-- Supplied records --
==========

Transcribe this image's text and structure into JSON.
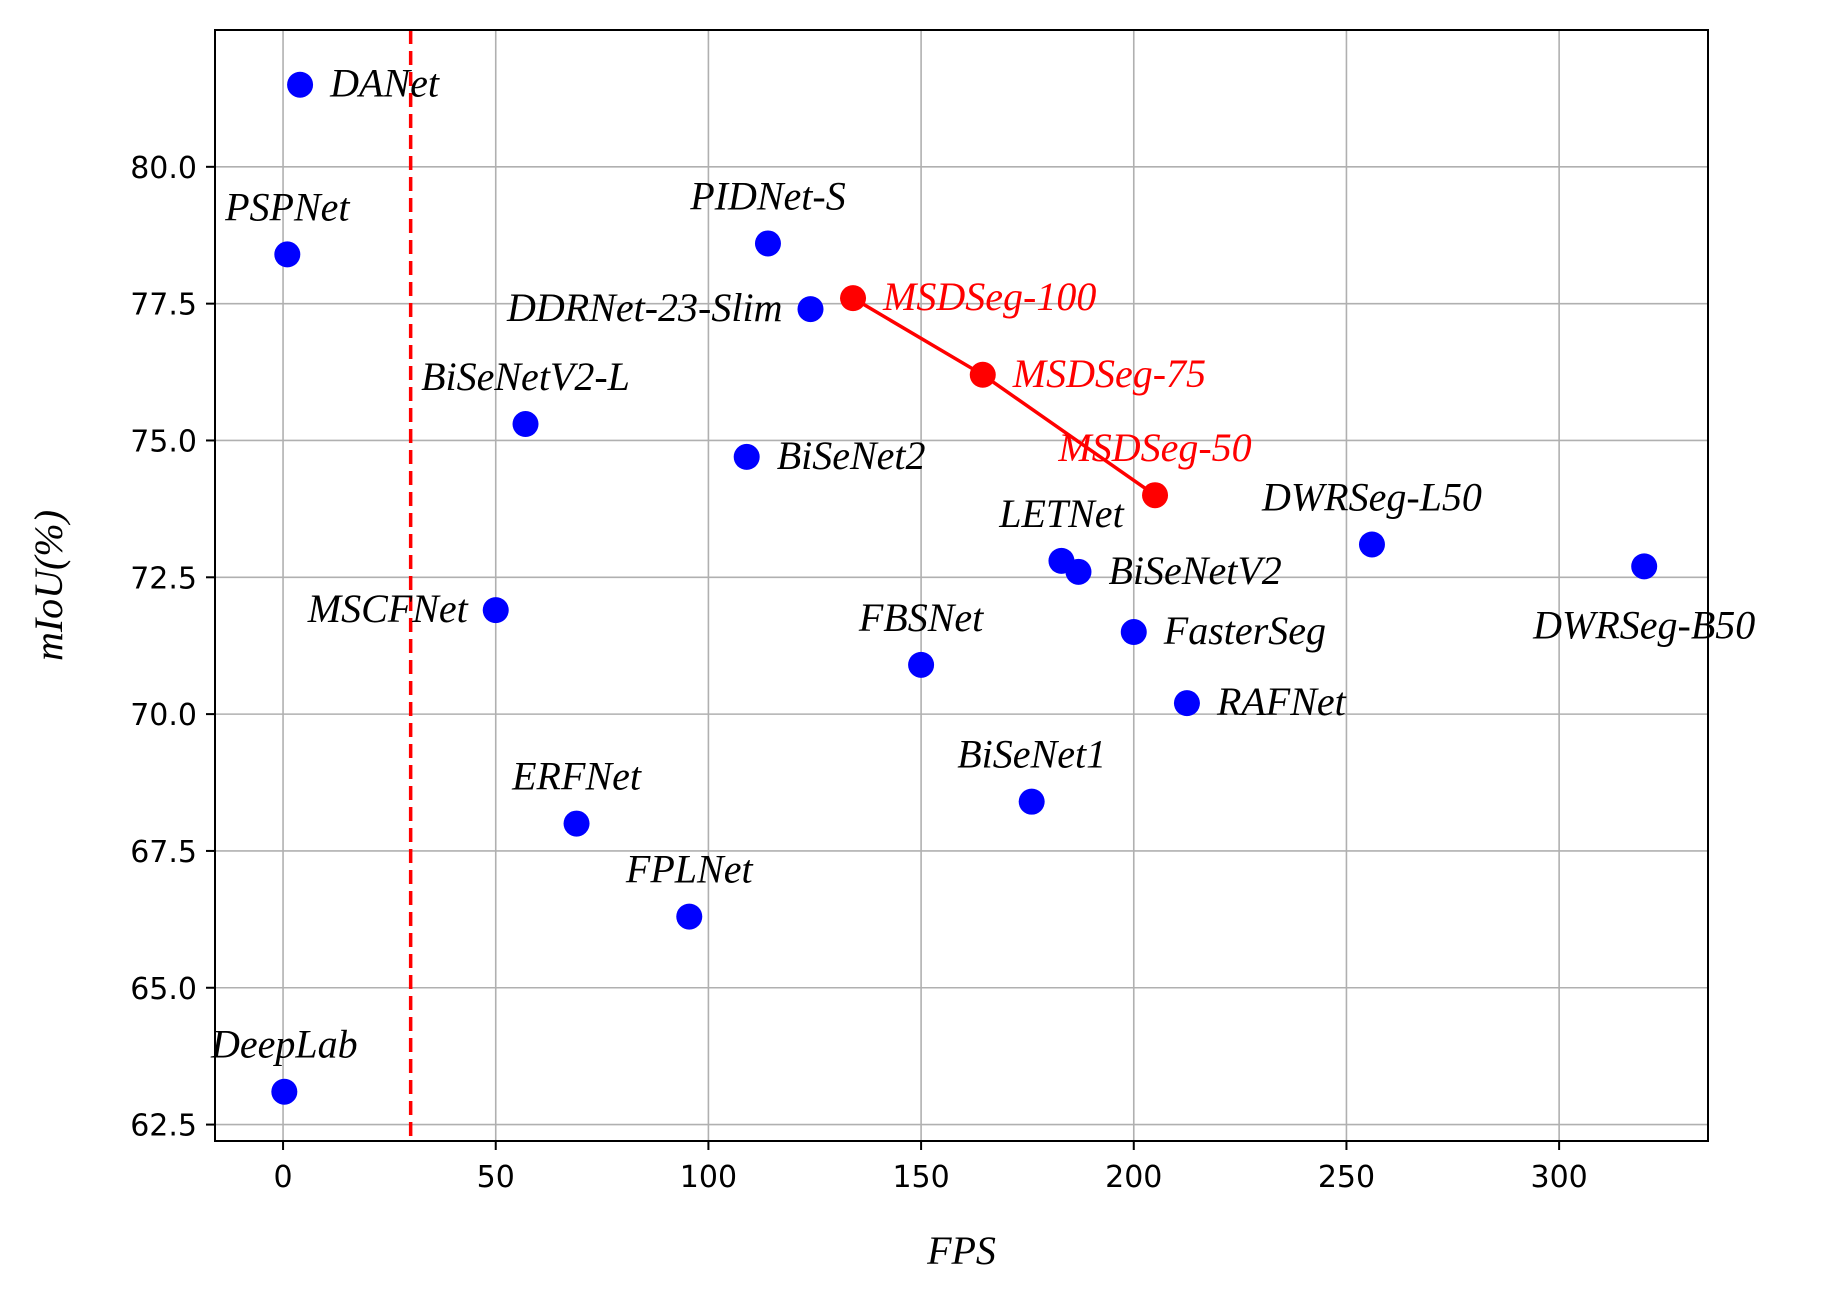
{
  "chart_data": {
    "type": "scatter",
    "xlabel": "FPS",
    "ylabel": "mIoU(%)",
    "xlim": [
      -16,
      335
    ],
    "ylim": [
      62.2,
      82.5
    ],
    "xticks": [
      0,
      50,
      100,
      150,
      200,
      250,
      300
    ],
    "yticks": [
      62.5,
      65.0,
      67.5,
      70.0,
      72.5,
      75.0,
      77.5,
      80.0
    ],
    "grid": true,
    "reference_line": {
      "axis": "x",
      "value": 30,
      "style": "dashed",
      "color": "#ff0000"
    },
    "series": [
      {
        "color": "#0000ff",
        "connected": false,
        "points": [
          {
            "label": "DANet",
            "x": 4,
            "y": 81.5,
            "anchor": "right"
          },
          {
            "label": "PSPNet",
            "x": 1,
            "y": 78.4,
            "anchor": "above"
          },
          {
            "label": "PIDNet-S",
            "x": 114,
            "y": 78.6,
            "anchor": "above"
          },
          {
            "label": "DDRNet-23-Slim",
            "x": 124,
            "y": 77.4,
            "anchor": "left"
          },
          {
            "label": "BiSeNetV2-L",
            "x": 57,
            "y": 75.3,
            "anchor": "above"
          },
          {
            "label": "BiSeNet2",
            "x": 109,
            "y": 74.7,
            "anchor": "right"
          },
          {
            "label": "LETNet",
            "x": 183,
            "y": 72.8,
            "anchor": "above"
          },
          {
            "label": "BiSeNetV2",
            "x": 187,
            "y": 72.6,
            "anchor": "right"
          },
          {
            "label": "DWRSeg-L50",
            "x": 256,
            "y": 73.1,
            "anchor": "above"
          },
          {
            "label": "DWRSeg-B50",
            "x": 320,
            "y": 72.7,
            "anchor": "below"
          },
          {
            "label": "MSCFNet",
            "x": 50,
            "y": 71.9,
            "anchor": "left"
          },
          {
            "label": "FBSNet",
            "x": 150,
            "y": 70.9,
            "anchor": "above"
          },
          {
            "label": "FasterSeg",
            "x": 200,
            "y": 71.5,
            "anchor": "right"
          },
          {
            "label": "RAFNet",
            "x": 212.5,
            "y": 70.2,
            "anchor": "right"
          },
          {
            "label": "BiSeNet1",
            "x": 176,
            "y": 68.4,
            "anchor": "above"
          },
          {
            "label": "ERFNet",
            "x": 69,
            "y": 68.0,
            "anchor": "above"
          },
          {
            "label": "FPLNet",
            "x": 95.5,
            "y": 66.3,
            "anchor": "above"
          },
          {
            "label": "DeepLab",
            "x": 0.3,
            "y": 63.1,
            "anchor": "above"
          }
        ]
      },
      {
        "color": "#ff0000",
        "connected": true,
        "points": [
          {
            "label": "MSDSeg-100",
            "x": 134,
            "y": 77.6,
            "anchor": "right"
          },
          {
            "label": "MSDSeg-75",
            "x": 164.5,
            "y": 76.2,
            "anchor": "right"
          },
          {
            "label": "MSDSeg-50",
            "x": 205,
            "y": 74.0,
            "anchor": "above"
          }
        ]
      }
    ]
  }
}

==========

-- Exercise prompt --
In the entries above, find every line with the word "MSDSeg" and list it.

-- Correct output --
            "label": "MSDSeg-100",
            "label": "MSDSeg-75",
            "label": "MSDSeg-50",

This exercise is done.